══ Records provided

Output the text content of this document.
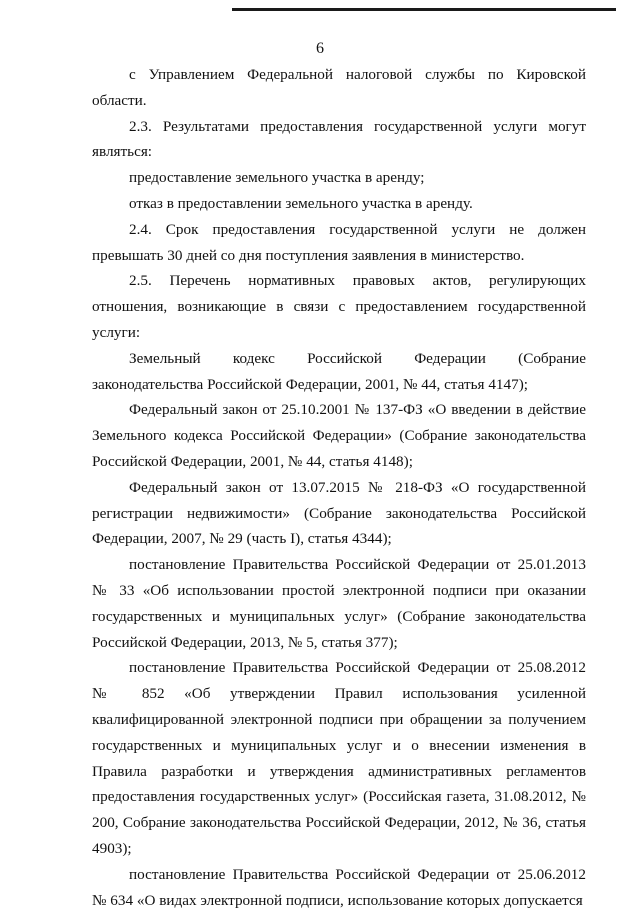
6

с Управлением Федеральной налоговой службы по Кировской области.

2.3. Результатами предоставления государственной услуги могут являться:

предоставление земельного участка в аренду;

отказ в предоставлении земельного участка в аренду.

2.4. Срок предоставления государственной услуги не должен превышать 30 дней со дня поступления заявления в министерство.

2.5. Перечень нормативных правовых актов, регулирующих отношения, возникающие в связи с предоставлением государственной услуги:

Земельный кодекс Российской Федерации (Собрание законодательства Российской Федерации, 2001, № 44, статья 4147);

Федеральный закон от 25.10.2001 № 137-ФЗ «О введении в действие Земельного кодекса Российской Федерации» (Собрание законодательства Российской Федерации, 2001, № 44, статья 4148);

Федеральный закон от 13.07.2015 № 218-ФЗ «О государственной регистрации недвижимости» (Собрание законодательства Российской Федерации, 2007, № 29 (часть I), статья 4344);

постановление Правительства Российской Федерации от 25.01.2013 № 33 «Об использовании простой электронной подписи при оказании государственных и муниципальных услуг» (Собрание законодательства Российской Федерации, 2013, № 5, статья 377);

постановление Правительства Российской Федерации от 25.08.2012 № 852 «Об утверждении Правил использования усиленной квалифицированной электронной подписи при обращении за получением государственных и муниципальных услуг и о внесении изменения в Правила разработки и утверждения административных регламентов предоставления государственных услуг» (Российская газета, 31.08.2012, № 200, Собрание законодательства Российской Федерации, 2012, № 36, статья 4903);

постановление Правительства Российской Федерации от 25.06.2012 № 634 «О видах электронной подписи, использование которых допускается
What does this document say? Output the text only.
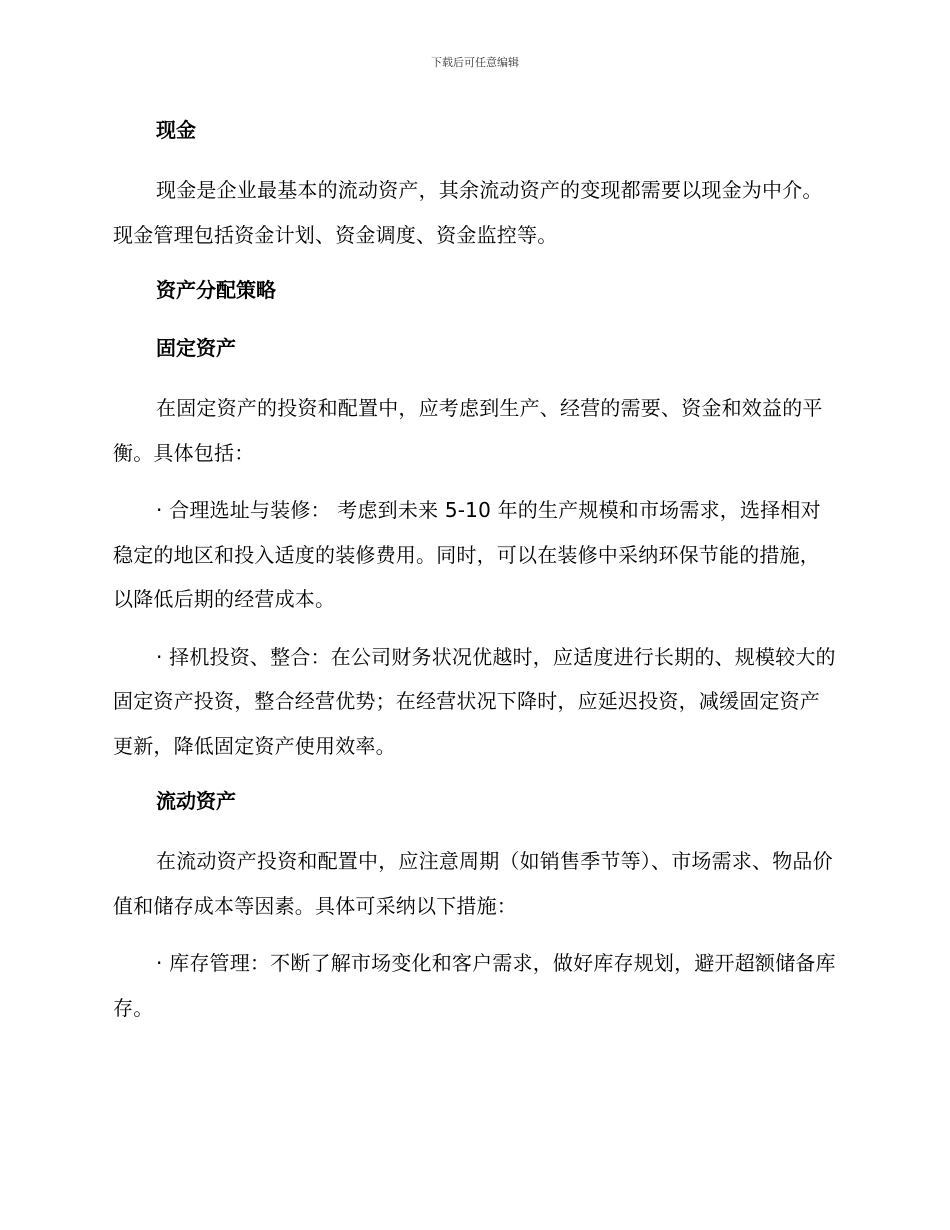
下载后可任意编辑
现金

现金是企业最基本的流动资产，其余流动资产的变现都需要以现金为中介。现金管理包括资金计划、资金调度、资金监控等。

资产分配策略
固定资产

在固定资产的投资和配置中，应考虑到生产、经营的需要、资金和效益的平衡。具体包括：

· 合理选址与装修： 考虑到未来 5-10 年的生产规模和市场需求，选择相对稳定的地区和投入适度的装修费用。同时，可以在装修中采纳环保节能的措施，以降低后期的经营成本。

· 择机投资、整合：在公司财务状况优越时，应适度进行长期的、规模较大的固定资产投资，整合经营优势；在经营状况下降时，应延迟投资，减缓固定资产更新，降低固定资产使用效率。

流动资产

在流动资产投资和配置中，应注意周期（如销售季节等）、市场需求、物品价值和储存成本等因素。具体可采纳以下措施：

· 库存管理：不断了解市场变化和客户需求，做好库存规划，避开超额储备库存。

════

--- Directive ---
Beginning with the line that holds "What does this", output each line to the end of the material above, exactly, omitting the pictures.

--- Expected answer ---
What does this document say? Output the text only.
下载后可任意编辑
现金

现金是企业最基本的流动资产，其余流动资产的变现都需要以现金为中介。现金管理包括资金计划、资金调度、资金监控等。

资产分配策略
固定资产

在固定资产的投资和配置中，应考虑到生产、经营的需要、资金和效益的平衡。具体包括：

· 合理选址与装修： 考虑到未来 5-10 年的生产规模和市场需求，选择相对稳定的地区和投入适度的装修费用。同时，可以在装修中采纳环保节能的措施，以降低后期的经营成本。

· 择机投资、整合：在公司财务状况优越时，应适度进行长期的、规模较大的固定资产投资，整合经营优势；在经营状况下降时，应延迟投资，减缓固定资产更新，降低固定资产使用效率。

流动资产

在流动资产投资和配置中，应注意周期（如销售季节等）、市场需求、物品价值和储存成本等因素。具体可采纳以下措施：

· 库存管理：不断了解市场变化和客户需求，做好库存规划，避开超额储备库存。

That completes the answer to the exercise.